WHAT YOU SHOULD DO:
The listing below should be printed exactly, every line of it. Skip the pictures.

PROVIDED RECORDS:
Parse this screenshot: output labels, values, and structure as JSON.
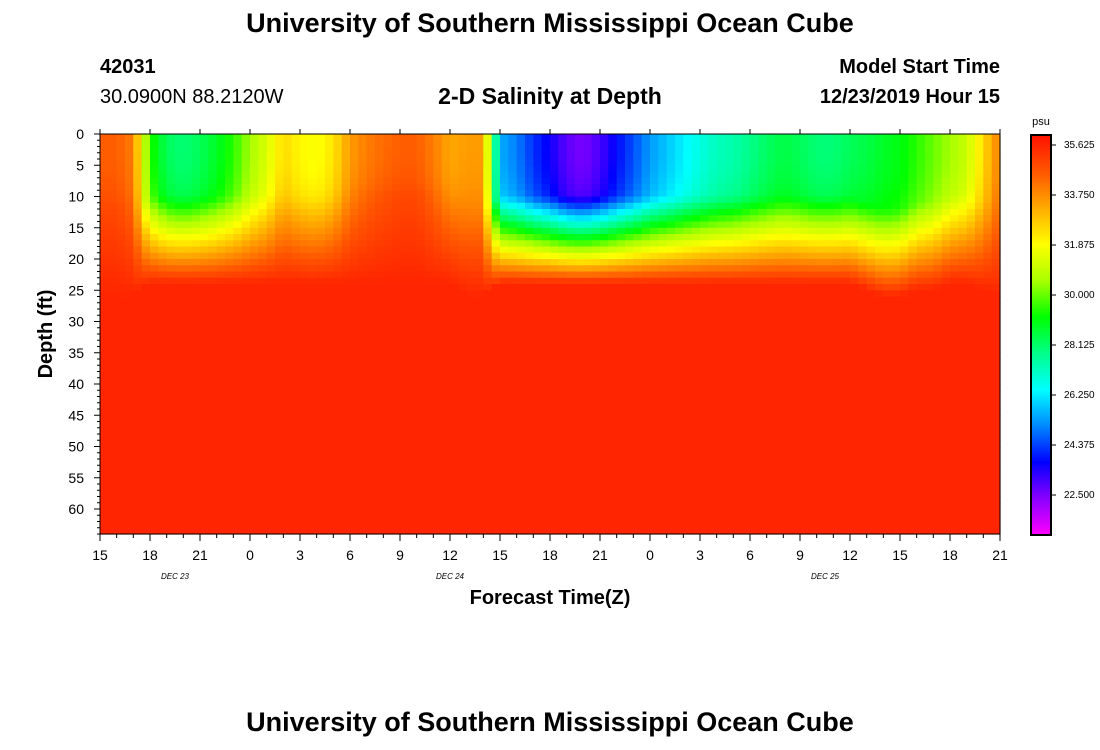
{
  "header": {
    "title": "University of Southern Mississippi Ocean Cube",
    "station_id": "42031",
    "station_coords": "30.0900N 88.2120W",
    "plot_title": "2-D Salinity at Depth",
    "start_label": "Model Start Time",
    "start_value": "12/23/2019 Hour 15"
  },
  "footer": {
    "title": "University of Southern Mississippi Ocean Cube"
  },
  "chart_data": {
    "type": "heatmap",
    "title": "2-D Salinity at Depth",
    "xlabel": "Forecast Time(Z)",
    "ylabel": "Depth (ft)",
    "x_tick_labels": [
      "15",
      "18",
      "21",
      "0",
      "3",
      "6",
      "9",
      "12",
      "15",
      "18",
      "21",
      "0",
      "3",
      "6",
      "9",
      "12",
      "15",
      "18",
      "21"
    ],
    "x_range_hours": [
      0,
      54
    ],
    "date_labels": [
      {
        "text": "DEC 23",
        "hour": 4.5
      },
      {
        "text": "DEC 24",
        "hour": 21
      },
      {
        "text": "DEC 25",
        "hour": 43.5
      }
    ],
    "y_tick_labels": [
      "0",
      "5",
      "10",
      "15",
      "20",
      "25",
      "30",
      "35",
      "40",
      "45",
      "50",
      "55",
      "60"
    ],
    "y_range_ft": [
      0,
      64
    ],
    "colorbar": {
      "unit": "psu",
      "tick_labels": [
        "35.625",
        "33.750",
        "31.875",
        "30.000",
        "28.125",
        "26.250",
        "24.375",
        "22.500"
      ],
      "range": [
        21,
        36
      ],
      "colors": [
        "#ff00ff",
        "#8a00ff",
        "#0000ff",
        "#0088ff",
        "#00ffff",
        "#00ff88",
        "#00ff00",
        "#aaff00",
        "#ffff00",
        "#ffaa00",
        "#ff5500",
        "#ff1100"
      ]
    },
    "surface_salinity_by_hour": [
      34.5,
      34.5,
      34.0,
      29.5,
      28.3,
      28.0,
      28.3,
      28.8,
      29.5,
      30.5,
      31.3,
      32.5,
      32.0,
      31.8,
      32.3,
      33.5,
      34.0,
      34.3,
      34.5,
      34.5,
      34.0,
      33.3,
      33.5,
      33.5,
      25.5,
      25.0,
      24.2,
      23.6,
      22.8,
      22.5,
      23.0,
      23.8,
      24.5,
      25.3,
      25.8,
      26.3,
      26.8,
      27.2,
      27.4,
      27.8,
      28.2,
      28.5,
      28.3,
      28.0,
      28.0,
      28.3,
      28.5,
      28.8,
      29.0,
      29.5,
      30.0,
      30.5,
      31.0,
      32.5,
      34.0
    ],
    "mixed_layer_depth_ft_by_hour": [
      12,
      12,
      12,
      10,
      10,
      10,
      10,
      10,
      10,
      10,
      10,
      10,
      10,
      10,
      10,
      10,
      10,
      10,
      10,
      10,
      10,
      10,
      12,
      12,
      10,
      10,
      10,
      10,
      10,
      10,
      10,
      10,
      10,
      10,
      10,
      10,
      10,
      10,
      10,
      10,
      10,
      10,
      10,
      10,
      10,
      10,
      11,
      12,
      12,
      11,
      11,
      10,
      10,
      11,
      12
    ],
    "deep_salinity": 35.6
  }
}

SOLUTION TO THIS PROBLEM:
Parse this screenshot: output labels, values, and structure as JSON.
{
  "header": {
    "title": "University of Southern Mississippi Ocean Cube",
    "station_id": "42031",
    "station_coords": "30.0900N 88.2120W",
    "plot_title": "2-D Salinity at Depth",
    "start_label": "Model Start Time",
    "start_value": "12/23/2019 Hour 15"
  },
  "footer": {
    "title": "University of Southern Mississippi Ocean Cube"
  },
  "chart_data": {
    "type": "heatmap",
    "title": "2-D Salinity at Depth",
    "xlabel": "Forecast Time(Z)",
    "ylabel": "Depth (ft)",
    "x_tick_labels": [
      "15",
      "18",
      "21",
      "0",
      "3",
      "6",
      "9",
      "12",
      "15",
      "18",
      "21",
      "0",
      "3",
      "6",
      "9",
      "12",
      "15",
      "18",
      "21"
    ],
    "x_range_hours": [
      0,
      54
    ],
    "date_labels": [
      {
        "text": "DEC 23",
        "hour": 4.5
      },
      {
        "text": "DEC 24",
        "hour": 21
      },
      {
        "text": "DEC 25",
        "hour": 43.5
      }
    ],
    "y_tick_labels": [
      "0",
      "5",
      "10",
      "15",
      "20",
      "25",
      "30",
      "35",
      "40",
      "45",
      "50",
      "55",
      "60"
    ],
    "y_range_ft": [
      0,
      64
    ],
    "colorbar": {
      "unit": "psu",
      "tick_labels": [
        "35.625",
        "33.750",
        "31.875",
        "30.000",
        "28.125",
        "26.250",
        "24.375",
        "22.500"
      ],
      "range": [
        21,
        36
      ],
      "colors": [
        "#ff00ff",
        "#8a00ff",
        "#0000ff",
        "#0088ff",
        "#00ffff",
        "#00ff88",
        "#00ff00",
        "#aaff00",
        "#ffff00",
        "#ffaa00",
        "#ff5500",
        "#ff1100"
      ]
    },
    "surface_salinity_by_hour": [
      34.5,
      34.5,
      34.0,
      29.5,
      28.3,
      28.0,
      28.3,
      28.8,
      29.5,
      30.5,
      31.3,
      32.5,
      32.0,
      31.8,
      32.3,
      33.5,
      34.0,
      34.3,
      34.5,
      34.5,
      34.0,
      33.3,
      33.5,
      33.5,
      25.5,
      25.0,
      24.2,
      23.6,
      22.8,
      22.5,
      23.0,
      23.8,
      24.5,
      25.3,
      25.8,
      26.3,
      26.8,
      27.2,
      27.4,
      27.8,
      28.2,
      28.5,
      28.3,
      28.0,
      28.0,
      28.3,
      28.5,
      28.8,
      29.0,
      29.5,
      30.0,
      30.5,
      31.0,
      32.5,
      34.0
    ],
    "mixed_layer_depth_ft_by_hour": [
      12,
      12,
      12,
      10,
      10,
      10,
      10,
      10,
      10,
      10,
      10,
      10,
      10,
      10,
      10,
      10,
      10,
      10,
      10,
      10,
      10,
      10,
      12,
      12,
      10,
      10,
      10,
      10,
      10,
      10,
      10,
      10,
      10,
      10,
      10,
      10,
      10,
      10,
      10,
      10,
      10,
      10,
      10,
      10,
      10,
      10,
      11,
      12,
      12,
      11,
      11,
      10,
      10,
      11,
      12
    ],
    "deep_salinity": 35.6
  }
}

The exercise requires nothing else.